LISTING =>

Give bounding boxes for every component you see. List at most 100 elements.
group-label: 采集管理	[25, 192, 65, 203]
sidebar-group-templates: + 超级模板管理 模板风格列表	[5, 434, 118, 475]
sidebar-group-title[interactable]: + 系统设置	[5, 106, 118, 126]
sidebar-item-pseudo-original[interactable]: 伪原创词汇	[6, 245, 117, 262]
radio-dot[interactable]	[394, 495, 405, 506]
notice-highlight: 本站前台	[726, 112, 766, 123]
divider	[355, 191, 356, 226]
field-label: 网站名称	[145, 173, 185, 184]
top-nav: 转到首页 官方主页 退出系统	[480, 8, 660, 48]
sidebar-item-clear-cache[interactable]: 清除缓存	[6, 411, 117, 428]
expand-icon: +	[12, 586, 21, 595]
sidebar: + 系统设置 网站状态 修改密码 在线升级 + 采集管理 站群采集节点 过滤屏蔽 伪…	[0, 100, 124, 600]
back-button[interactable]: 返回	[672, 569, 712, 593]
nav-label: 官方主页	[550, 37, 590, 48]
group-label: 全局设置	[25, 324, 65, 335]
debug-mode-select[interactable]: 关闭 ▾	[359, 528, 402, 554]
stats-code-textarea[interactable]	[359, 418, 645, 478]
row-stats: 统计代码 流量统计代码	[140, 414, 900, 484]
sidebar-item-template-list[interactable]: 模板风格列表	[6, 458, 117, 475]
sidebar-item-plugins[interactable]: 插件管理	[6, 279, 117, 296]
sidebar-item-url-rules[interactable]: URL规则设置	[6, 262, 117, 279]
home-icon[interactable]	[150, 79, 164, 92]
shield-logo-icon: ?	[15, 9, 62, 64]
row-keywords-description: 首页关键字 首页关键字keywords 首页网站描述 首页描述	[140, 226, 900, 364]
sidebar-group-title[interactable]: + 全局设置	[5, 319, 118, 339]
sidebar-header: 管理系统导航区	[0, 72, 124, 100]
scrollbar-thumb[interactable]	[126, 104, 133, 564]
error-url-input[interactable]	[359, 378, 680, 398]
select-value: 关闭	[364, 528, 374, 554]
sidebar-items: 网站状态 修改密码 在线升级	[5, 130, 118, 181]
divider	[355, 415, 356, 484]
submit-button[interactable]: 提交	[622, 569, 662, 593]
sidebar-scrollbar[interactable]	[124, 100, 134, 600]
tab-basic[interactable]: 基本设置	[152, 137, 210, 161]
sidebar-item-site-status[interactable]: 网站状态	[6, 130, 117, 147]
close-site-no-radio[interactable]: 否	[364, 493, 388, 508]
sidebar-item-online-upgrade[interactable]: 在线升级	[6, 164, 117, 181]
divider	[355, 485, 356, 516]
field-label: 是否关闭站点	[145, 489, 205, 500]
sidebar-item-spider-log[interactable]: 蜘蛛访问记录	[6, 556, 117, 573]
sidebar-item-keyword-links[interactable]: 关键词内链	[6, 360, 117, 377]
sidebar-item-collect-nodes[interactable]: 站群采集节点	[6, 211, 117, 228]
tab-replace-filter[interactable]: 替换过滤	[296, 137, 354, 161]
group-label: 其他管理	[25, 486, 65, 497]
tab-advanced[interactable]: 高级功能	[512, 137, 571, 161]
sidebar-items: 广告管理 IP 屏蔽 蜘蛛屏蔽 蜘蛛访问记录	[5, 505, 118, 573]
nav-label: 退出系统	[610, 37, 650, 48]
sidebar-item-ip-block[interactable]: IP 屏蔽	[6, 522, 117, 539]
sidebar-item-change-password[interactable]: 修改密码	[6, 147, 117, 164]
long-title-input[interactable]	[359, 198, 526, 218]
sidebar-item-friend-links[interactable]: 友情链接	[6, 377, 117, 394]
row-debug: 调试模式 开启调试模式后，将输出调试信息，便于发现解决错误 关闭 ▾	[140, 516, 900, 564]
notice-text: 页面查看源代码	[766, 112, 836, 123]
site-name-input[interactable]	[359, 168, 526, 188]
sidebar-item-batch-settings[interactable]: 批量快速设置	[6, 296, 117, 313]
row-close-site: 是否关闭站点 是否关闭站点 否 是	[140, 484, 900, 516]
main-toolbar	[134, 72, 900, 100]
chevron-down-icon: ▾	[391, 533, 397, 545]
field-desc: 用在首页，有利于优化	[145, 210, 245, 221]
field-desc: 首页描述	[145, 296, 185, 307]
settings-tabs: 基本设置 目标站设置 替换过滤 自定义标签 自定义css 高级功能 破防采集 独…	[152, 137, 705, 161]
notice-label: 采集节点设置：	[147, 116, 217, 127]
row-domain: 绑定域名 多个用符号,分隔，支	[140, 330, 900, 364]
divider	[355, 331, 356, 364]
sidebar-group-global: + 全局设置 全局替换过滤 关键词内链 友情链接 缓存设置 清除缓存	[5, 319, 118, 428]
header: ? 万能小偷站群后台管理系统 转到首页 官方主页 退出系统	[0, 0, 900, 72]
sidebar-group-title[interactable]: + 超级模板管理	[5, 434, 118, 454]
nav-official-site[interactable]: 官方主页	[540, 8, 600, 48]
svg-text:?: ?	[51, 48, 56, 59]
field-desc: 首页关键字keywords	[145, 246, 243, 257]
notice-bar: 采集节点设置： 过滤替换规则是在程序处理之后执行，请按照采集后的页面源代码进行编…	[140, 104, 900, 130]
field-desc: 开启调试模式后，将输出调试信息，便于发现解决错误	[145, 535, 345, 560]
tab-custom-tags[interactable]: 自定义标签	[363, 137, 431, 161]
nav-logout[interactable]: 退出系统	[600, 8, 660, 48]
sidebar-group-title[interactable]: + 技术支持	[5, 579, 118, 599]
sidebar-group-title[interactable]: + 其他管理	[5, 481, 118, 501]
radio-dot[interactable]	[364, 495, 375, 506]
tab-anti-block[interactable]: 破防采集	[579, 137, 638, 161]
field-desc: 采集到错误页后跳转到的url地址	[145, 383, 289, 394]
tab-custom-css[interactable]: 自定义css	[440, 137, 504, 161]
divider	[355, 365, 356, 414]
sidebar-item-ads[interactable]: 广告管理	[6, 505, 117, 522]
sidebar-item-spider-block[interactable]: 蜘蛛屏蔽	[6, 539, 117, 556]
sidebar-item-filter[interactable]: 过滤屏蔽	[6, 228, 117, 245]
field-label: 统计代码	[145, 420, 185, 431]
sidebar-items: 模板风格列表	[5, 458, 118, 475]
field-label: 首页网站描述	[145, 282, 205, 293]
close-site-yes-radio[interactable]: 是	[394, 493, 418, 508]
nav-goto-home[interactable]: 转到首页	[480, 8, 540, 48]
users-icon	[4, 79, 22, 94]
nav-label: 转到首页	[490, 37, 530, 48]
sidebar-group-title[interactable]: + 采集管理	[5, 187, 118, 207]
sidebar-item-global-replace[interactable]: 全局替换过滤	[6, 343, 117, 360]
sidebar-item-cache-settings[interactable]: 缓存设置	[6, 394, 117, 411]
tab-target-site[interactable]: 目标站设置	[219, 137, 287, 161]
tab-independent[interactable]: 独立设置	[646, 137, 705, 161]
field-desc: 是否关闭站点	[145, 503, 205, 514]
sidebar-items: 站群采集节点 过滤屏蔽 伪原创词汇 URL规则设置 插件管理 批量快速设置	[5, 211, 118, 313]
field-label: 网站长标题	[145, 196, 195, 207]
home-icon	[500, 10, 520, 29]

GIVEN INSTRUCTION =>
Present every line of the entries above as a numbered list, omitting any blank lines.

RIGHT ANSWER =>
1. Give bounding boxes for every component you see. List at most 100 elements.
2. group-label: 采集管理	[25, 192, 65, 203]
3. sidebar-group-templates: + 超级模板管理 模板风格列表	[5, 434, 118, 475]
4. sidebar-group-title[interactable]: + 系统设置	[5, 106, 118, 126]
5. sidebar-item-pseudo-original[interactable]: 伪原创词汇	[6, 245, 117, 262]
6. radio-dot[interactable]	[394, 495, 405, 506]
7. notice-highlight: 本站前台	[726, 112, 766, 123]
8. divider	[355, 191, 356, 226]
9. field-label: 网站名称	[145, 173, 185, 184]
10. top-nav: 转到首页 官方主页 退出系统	[480, 8, 660, 48]
11. sidebar-item-clear-cache[interactable]: 清除缓存	[6, 411, 117, 428]
12. expand-icon: +	[12, 586, 21, 595]
13. sidebar: + 系统设置 网站状态 修改密码 在线升级 + 采集管理 站群采集节点 过滤屏蔽 伪…	[0, 100, 124, 600]
14. back-button[interactable]: 返回	[672, 569, 712, 593]
15. nav-label: 官方主页	[550, 37, 590, 48]
16. group-label: 全局设置	[25, 324, 65, 335]
17. debug-mode-select[interactable]: 关闭 ▾	[359, 528, 402, 554]
18. stats-code-textarea[interactable]	[359, 418, 645, 478]
19. row-stats: 统计代码 流量统计代码	[140, 414, 900, 484]
20. sidebar-item-template-list[interactable]: 模板风格列表	[6, 458, 117, 475]
21. sidebar-item-plugins[interactable]: 插件管理	[6, 279, 117, 296]
22. sidebar-item-url-rules[interactable]: URL规则设置	[6, 262, 117, 279]
23. home-icon[interactable]	[150, 79, 164, 92]
24. shield-logo-icon: ?	[15, 9, 62, 64]
25. row-keywords-description: 首页关键字 首页关键字keywords 首页网站描述 首页描述	[140, 226, 900, 364]
26. sidebar-group-title[interactable]: + 全局设置	[5, 319, 118, 339]
27. sidebar-header: 管理系统导航区	[0, 72, 124, 100]
28. scrollbar-thumb[interactable]	[126, 104, 133, 564]
29. error-url-input[interactable]	[359, 378, 680, 398]
30. select-value: 关闭	[364, 528, 374, 554]
31. sidebar-items: 网站状态 修改密码 在线升级	[5, 130, 118, 181]
32. divider	[355, 415, 356, 484]
33. submit-button[interactable]: 提交	[622, 569, 662, 593]
34. sidebar-scrollbar[interactable]	[124, 100, 134, 600]
35. tab-basic[interactable]: 基本设置	[152, 137, 210, 161]
36. sidebar-item-site-status[interactable]: 网站状态	[6, 130, 117, 147]
37. close-site-no-radio[interactable]: 否	[364, 493, 388, 508]
38. sidebar-item-online-upgrade[interactable]: 在线升级	[6, 164, 117, 181]
39. divider	[355, 485, 356, 516]
40. field-label: 是否关闭站点	[145, 489, 205, 500]
41. sidebar-item-spider-log[interactable]: 蜘蛛访问记录	[6, 556, 117, 573]
42. sidebar-item-keyword-links[interactable]: 关键词内链	[6, 360, 117, 377]
43. sidebar-item-collect-nodes[interactable]: 站群采集节点	[6, 211, 117, 228]
44. tab-replace-filter[interactable]: 替换过滤	[296, 137, 354, 161]
45. group-label: 其他管理	[25, 486, 65, 497]
46. tab-advanced[interactable]: 高级功能	[512, 137, 571, 161]
47. sidebar-items: 广告管理 IP 屏蔽 蜘蛛屏蔽 蜘蛛访问记录	[5, 505, 118, 573]
48. nav-label: 退出系统	[610, 37, 650, 48]
49. sidebar-item-ip-block[interactable]: IP 屏蔽	[6, 522, 117, 539]
50. sidebar-item-change-password[interactable]: 修改密码	[6, 147, 117, 164]
51. long-title-input[interactable]	[359, 198, 526, 218]
52. sidebar-item-friend-links[interactable]: 友情链接	[6, 377, 117, 394]
53. row-debug: 调试模式 开启调试模式后，将输出调试信息，便于发现解决错误 关闭 ▾	[140, 516, 900, 564]
54. notice-text: 页面查看源代码	[766, 112, 836, 123]
55. site-name-input[interactable]	[359, 168, 526, 188]
56. sidebar-item-batch-settings[interactable]: 批量快速设置	[6, 296, 117, 313]
57. row-close-site: 是否关闭站点 是否关闭站点 否 是	[140, 484, 900, 516]
58. main-toolbar	[134, 72, 900, 100]
59. chevron-down-icon: ▾	[391, 533, 397, 545]
60. field-desc: 用在首页，有利于优化	[145, 210, 245, 221]
61. field-desc: 首页描述	[145, 296, 185, 307]
62. settings-tabs: 基本设置 目标站设置 替换过滤 自定义标签 自定义css 高级功能 破防采集 独…	[152, 137, 705, 161]
63. notice-label: 采集节点设置：	[147, 116, 217, 127]
64. row-domain: 绑定域名 多个用符号,分隔，支	[140, 330, 900, 364]
65. divider	[355, 331, 356, 364]
66. sidebar-group-global: + 全局设置 全局替换过滤 关键词内链 友情链接 缓存设置 清除缓存	[5, 319, 118, 428]
67. header: ? 万能小偷站群后台管理系统 转到首页 官方主页 退出系统	[0, 0, 900, 72]
68. sidebar-group-title[interactable]: + 超级模板管理	[5, 434, 118, 454]
69. nav-official-site[interactable]: 官方主页	[540, 8, 600, 48]
70. svg-text:?: ?	[51, 48, 56, 59]
71. field-desc: 首页关键字keywords	[145, 246, 243, 257]
72. notice-bar: 采集节点设置： 过滤替换规则是在程序处理之后执行，请按照采集后的页面源代码进行编…	[140, 104, 900, 130]
73. field-desc: 开启调试模式后，将输出调试信息，便于发现解决错误	[145, 535, 345, 560]
74. tab-custom-tags[interactable]: 自定义标签	[363, 137, 431, 161]
75. nav-logout[interactable]: 退出系统	[600, 8, 660, 48]
76. sidebar-group-title[interactable]: + 技术支持	[5, 579, 118, 599]
77. sidebar-group-title[interactable]: + 其他管理	[5, 481, 118, 501]
78. radio-dot[interactable]	[364, 495, 375, 506]
79. tab-anti-block[interactable]: 破防采集	[579, 137, 638, 161]
80. field-desc: 采集到错误页后跳转到的url地址	[145, 383, 289, 394]
81. tab-custom-css[interactable]: 自定义css	[440, 137, 504, 161]
82. divider	[355, 365, 356, 414]
83. sidebar-item-ads[interactable]: 广告管理	[6, 505, 117, 522]
84. sidebar-item-spider-block[interactable]: 蜘蛛屏蔽	[6, 539, 117, 556]
85. sidebar-item-filter[interactable]: 过滤屏蔽	[6, 228, 117, 245]
86. field-label: 统计代码	[145, 420, 185, 431]
87. sidebar-items: 模板风格列表	[5, 458, 118, 475]
88. field-label: 首页网站描述	[145, 282, 205, 293]
89. close-site-yes-radio[interactable]: 是	[394, 493, 418, 508]
90. nav-goto-home[interactable]: 转到首页	[480, 8, 540, 48]
91. users-icon	[4, 79, 22, 94]
92. nav-label: 转到首页	[490, 37, 530, 48]
93. sidebar-group-title[interactable]: + 采集管理	[5, 187, 118, 207]
94. sidebar-item-global-replace[interactable]: 全局替换过滤	[6, 343, 117, 360]
95. sidebar-item-cache-settings[interactable]: 缓存设置	[6, 394, 117, 411]
96. tab-target-site[interactable]: 目标站设置	[219, 137, 287, 161]
97. tab-independent[interactable]: 独立设置	[646, 137, 705, 161]
98. field-desc: 是否关闭站点	[145, 503, 205, 514]
99. sidebar-items: 站群采集节点 过滤屏蔽 伪原创词汇 URL规则设置 插件管理 批量快速设置	[5, 211, 118, 313]
100. field-label: 网站长标题	[145, 196, 195, 207]
101. home-icon	[500, 10, 520, 29]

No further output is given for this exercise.